#### [Dataset records]
☆ ☆ ☆
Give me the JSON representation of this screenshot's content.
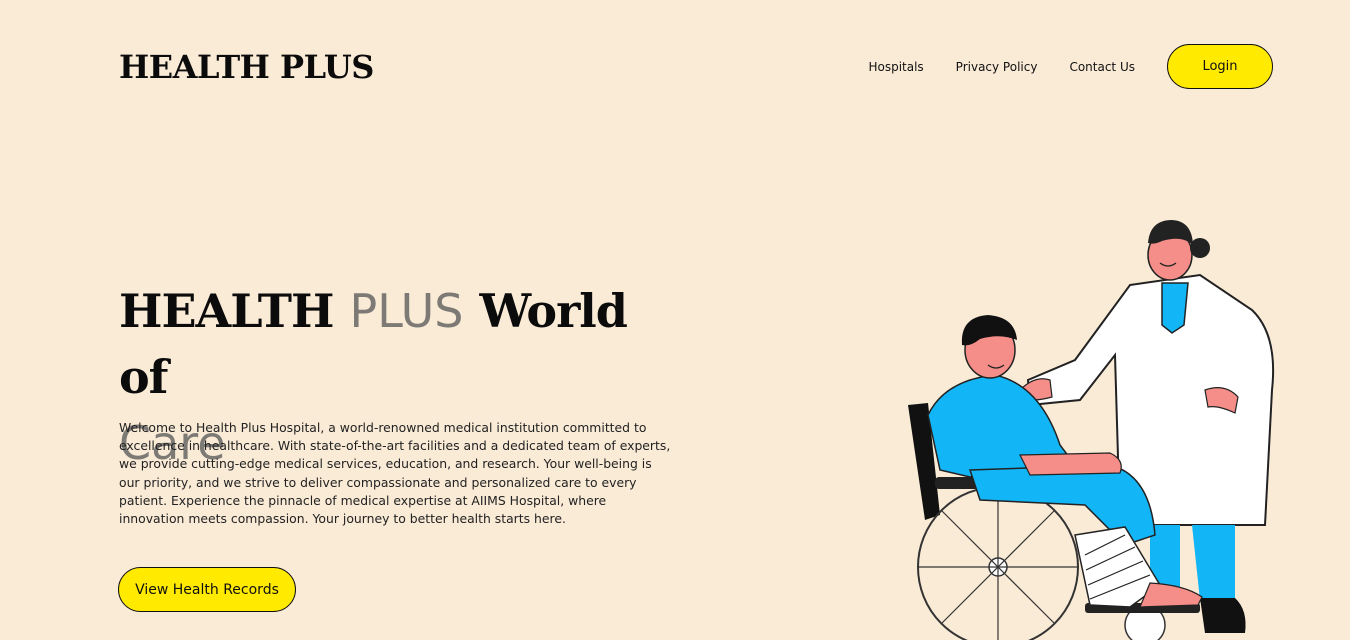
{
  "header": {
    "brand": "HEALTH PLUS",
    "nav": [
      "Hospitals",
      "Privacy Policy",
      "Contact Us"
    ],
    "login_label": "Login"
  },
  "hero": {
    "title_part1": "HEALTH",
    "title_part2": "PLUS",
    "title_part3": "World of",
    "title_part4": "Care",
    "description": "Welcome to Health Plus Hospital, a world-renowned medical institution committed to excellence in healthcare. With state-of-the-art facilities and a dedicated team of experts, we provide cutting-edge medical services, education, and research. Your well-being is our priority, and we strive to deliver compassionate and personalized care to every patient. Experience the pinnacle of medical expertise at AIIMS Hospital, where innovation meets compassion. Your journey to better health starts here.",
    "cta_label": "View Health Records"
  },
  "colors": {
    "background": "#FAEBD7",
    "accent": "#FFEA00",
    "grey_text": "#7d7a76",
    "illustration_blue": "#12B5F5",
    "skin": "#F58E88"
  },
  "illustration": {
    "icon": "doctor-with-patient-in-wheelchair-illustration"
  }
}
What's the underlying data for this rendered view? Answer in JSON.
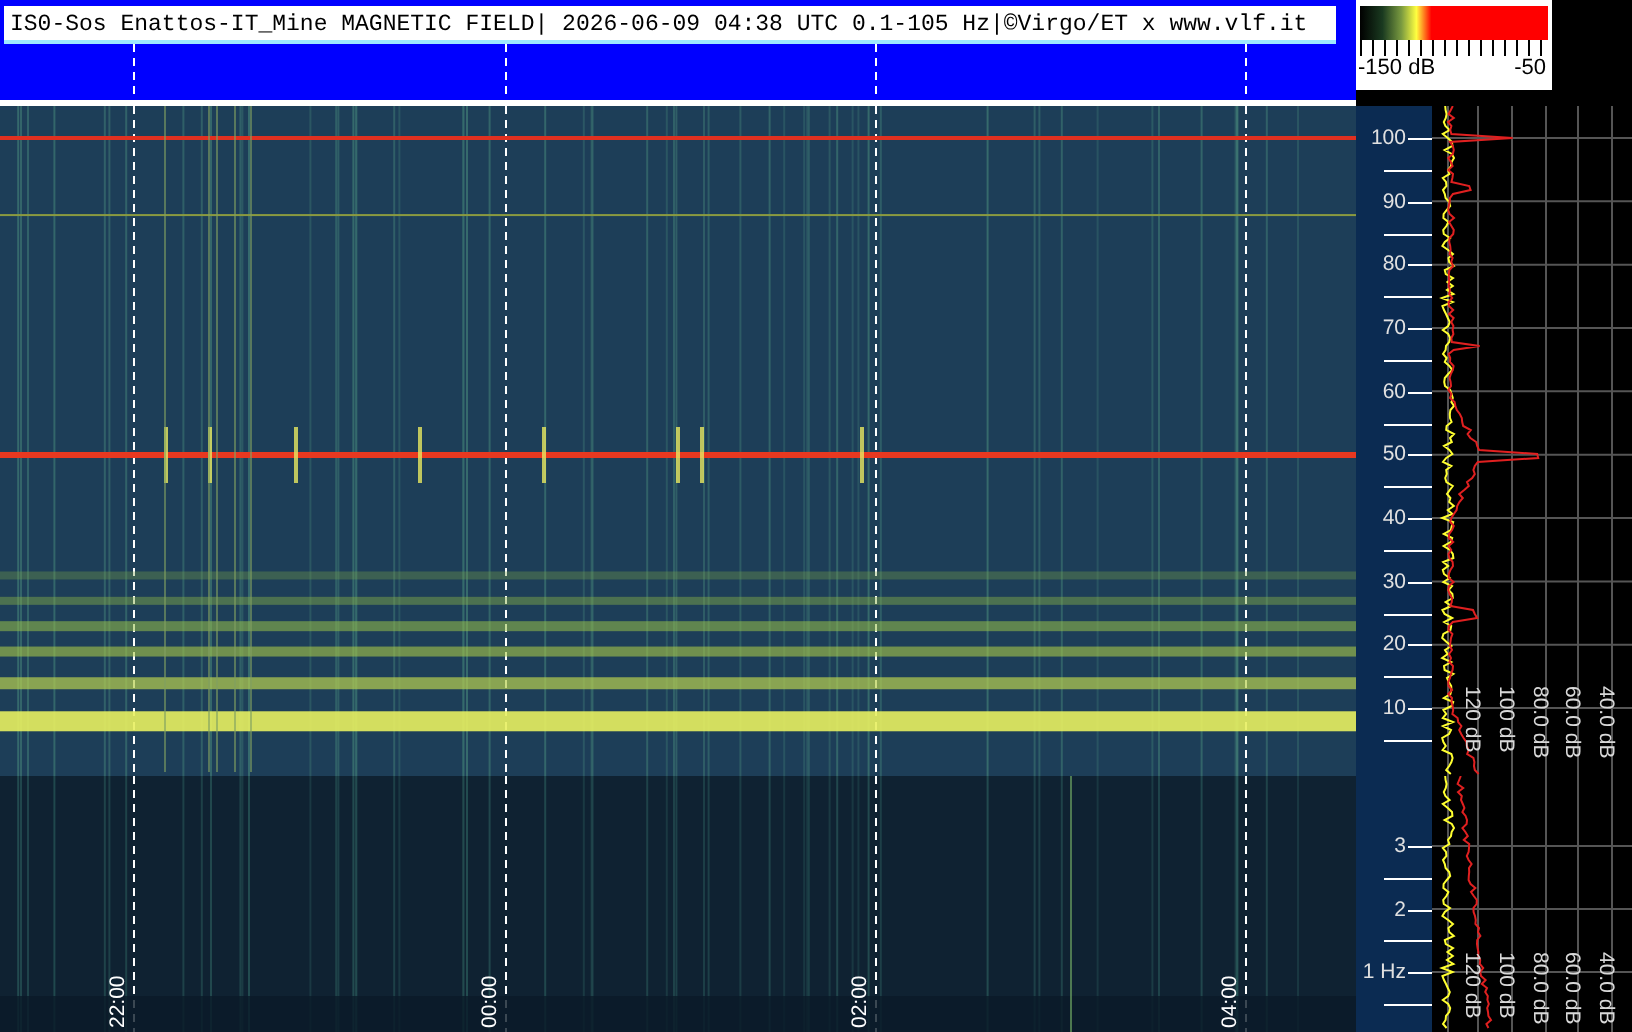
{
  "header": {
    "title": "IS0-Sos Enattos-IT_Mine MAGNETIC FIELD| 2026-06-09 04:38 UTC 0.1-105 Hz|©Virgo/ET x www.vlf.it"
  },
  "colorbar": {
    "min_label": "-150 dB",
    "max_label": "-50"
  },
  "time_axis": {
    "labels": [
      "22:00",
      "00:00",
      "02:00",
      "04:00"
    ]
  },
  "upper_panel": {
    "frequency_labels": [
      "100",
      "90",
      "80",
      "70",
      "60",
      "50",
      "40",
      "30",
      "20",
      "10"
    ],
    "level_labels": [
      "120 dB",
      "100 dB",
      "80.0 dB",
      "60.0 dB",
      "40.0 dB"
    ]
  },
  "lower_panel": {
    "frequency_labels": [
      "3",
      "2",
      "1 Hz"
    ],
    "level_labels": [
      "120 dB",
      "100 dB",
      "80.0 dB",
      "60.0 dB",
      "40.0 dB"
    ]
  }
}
☆ ☆ ☆
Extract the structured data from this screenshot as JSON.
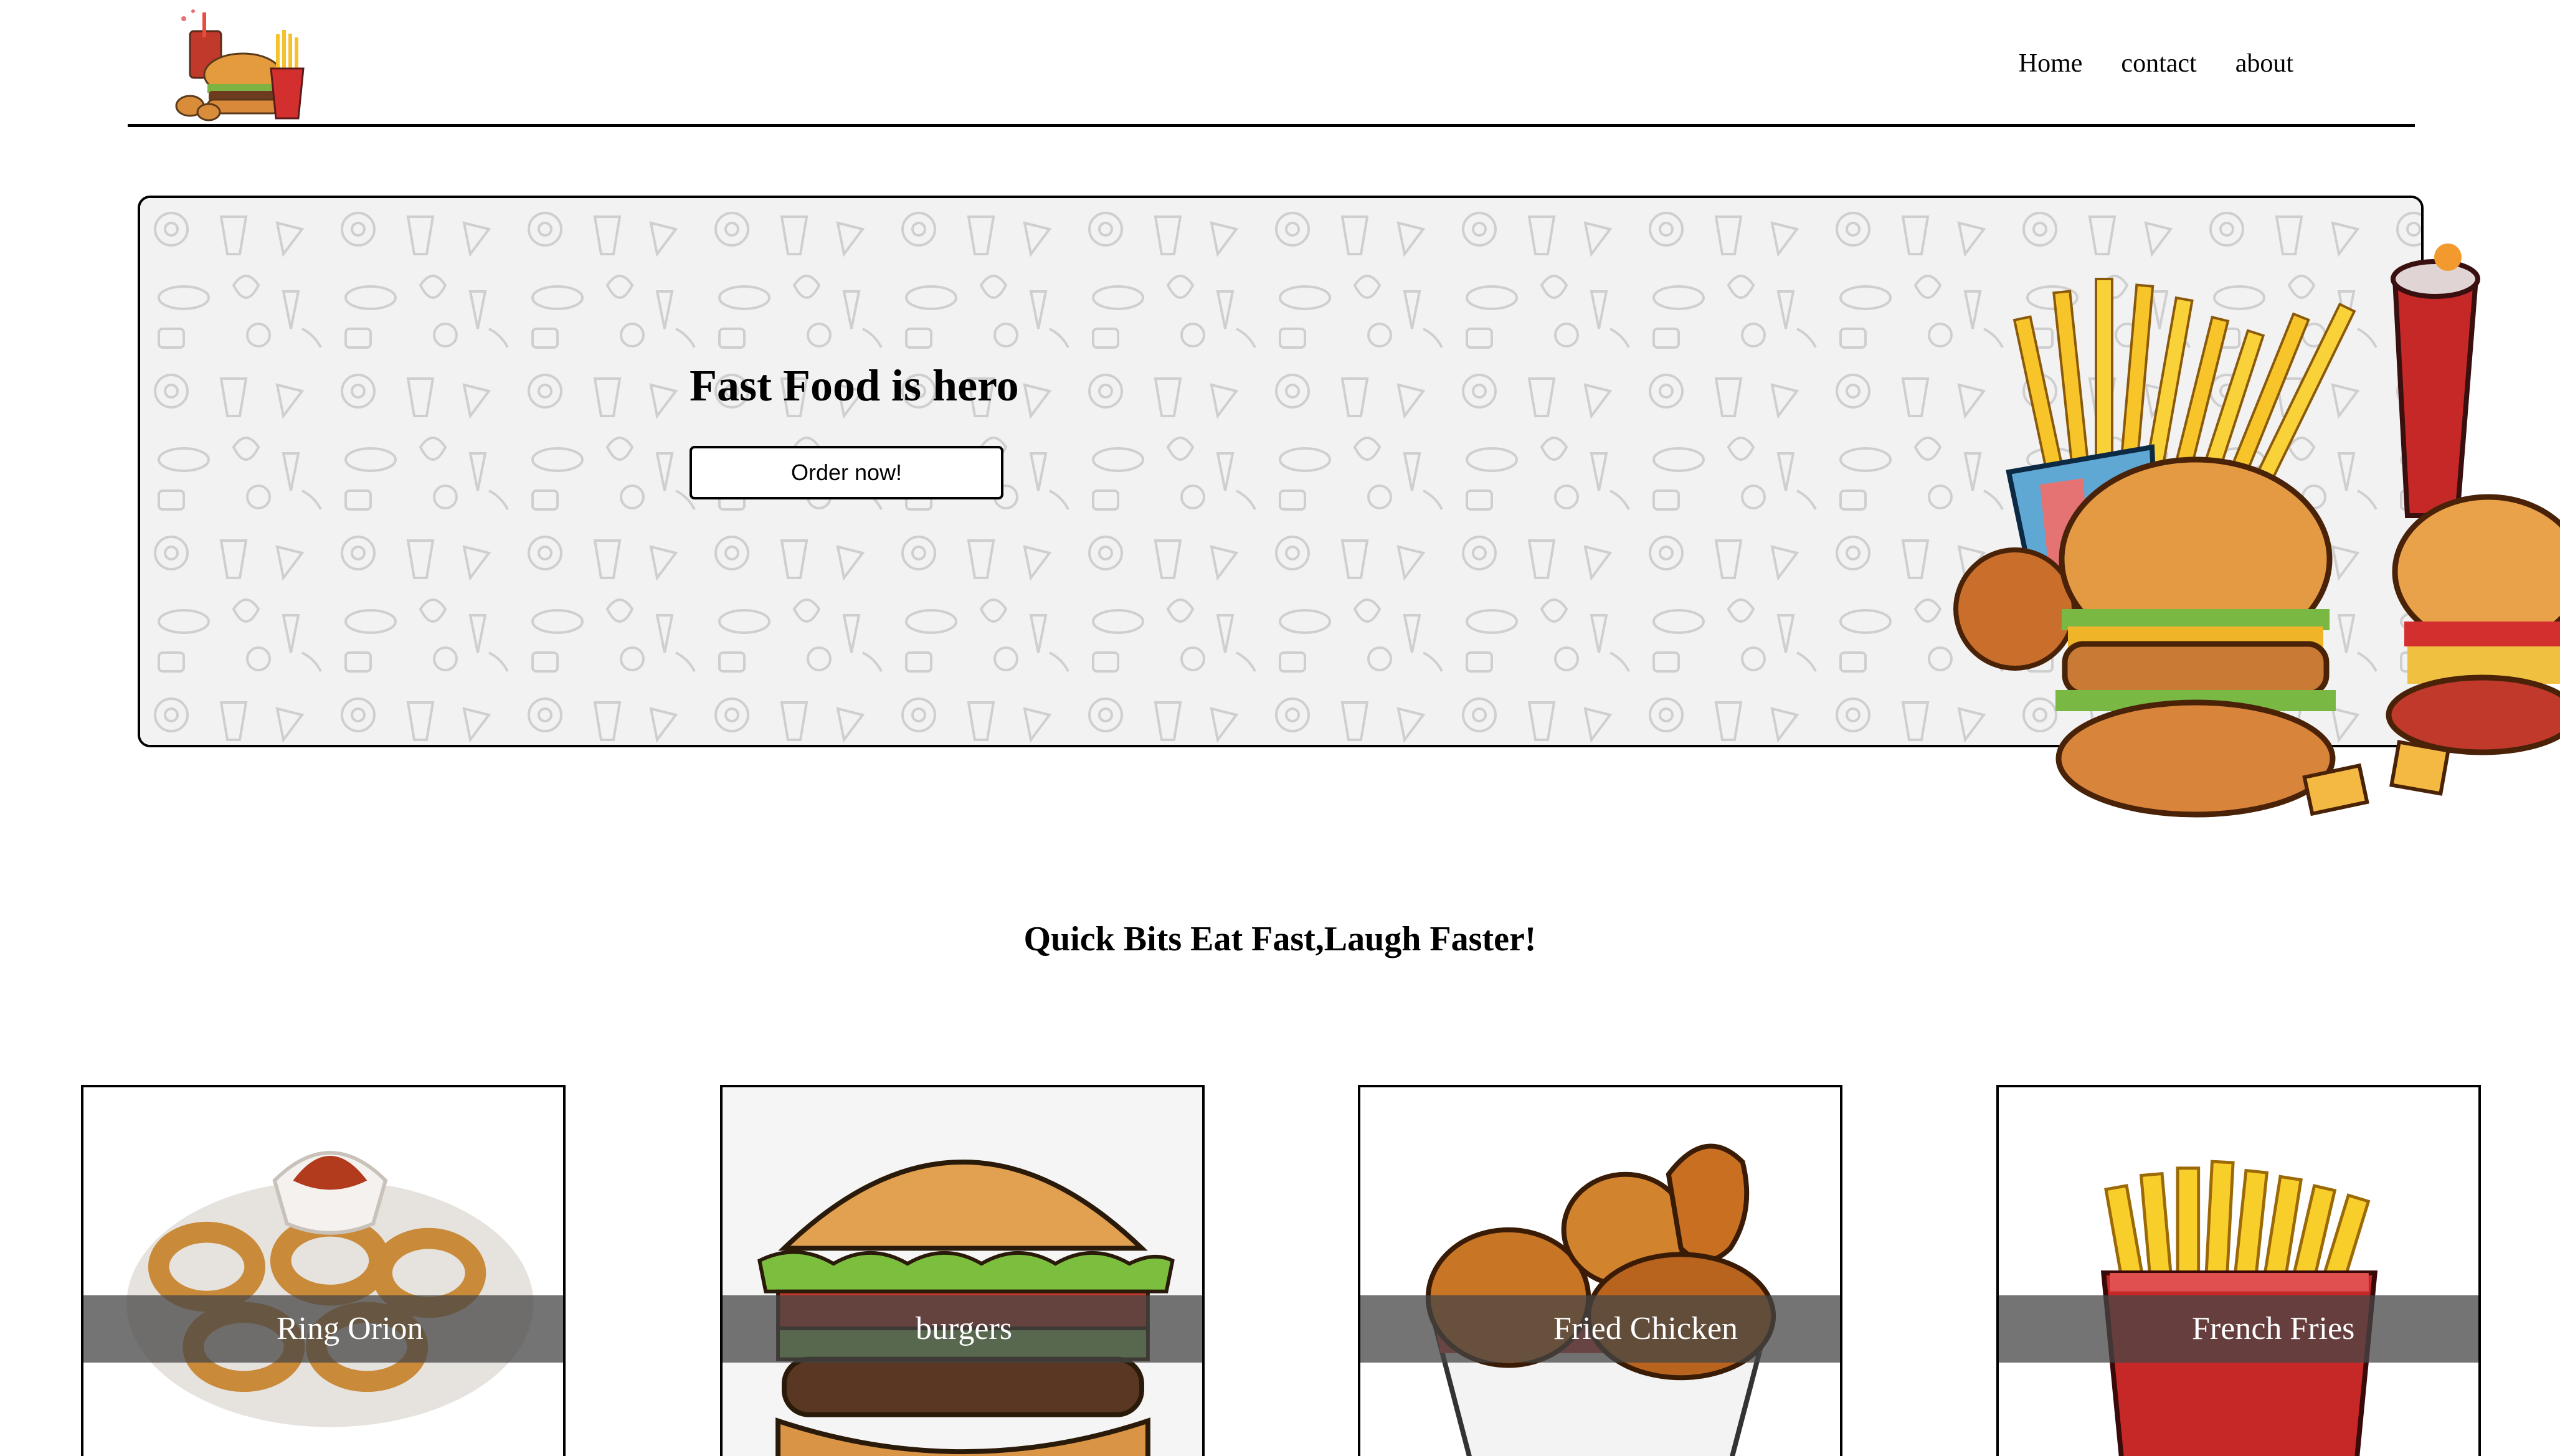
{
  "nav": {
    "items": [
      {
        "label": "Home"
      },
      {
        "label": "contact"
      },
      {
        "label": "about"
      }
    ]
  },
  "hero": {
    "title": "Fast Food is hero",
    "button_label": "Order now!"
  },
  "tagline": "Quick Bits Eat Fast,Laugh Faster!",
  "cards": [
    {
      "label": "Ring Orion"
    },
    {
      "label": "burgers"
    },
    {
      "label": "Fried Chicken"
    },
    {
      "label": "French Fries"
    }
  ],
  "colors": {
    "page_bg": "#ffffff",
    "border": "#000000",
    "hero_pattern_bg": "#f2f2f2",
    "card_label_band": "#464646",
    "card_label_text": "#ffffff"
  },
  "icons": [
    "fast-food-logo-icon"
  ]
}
☆ ☆ ☆
Only the number is wanted: how many lines of the data contain the word "JSON"?

3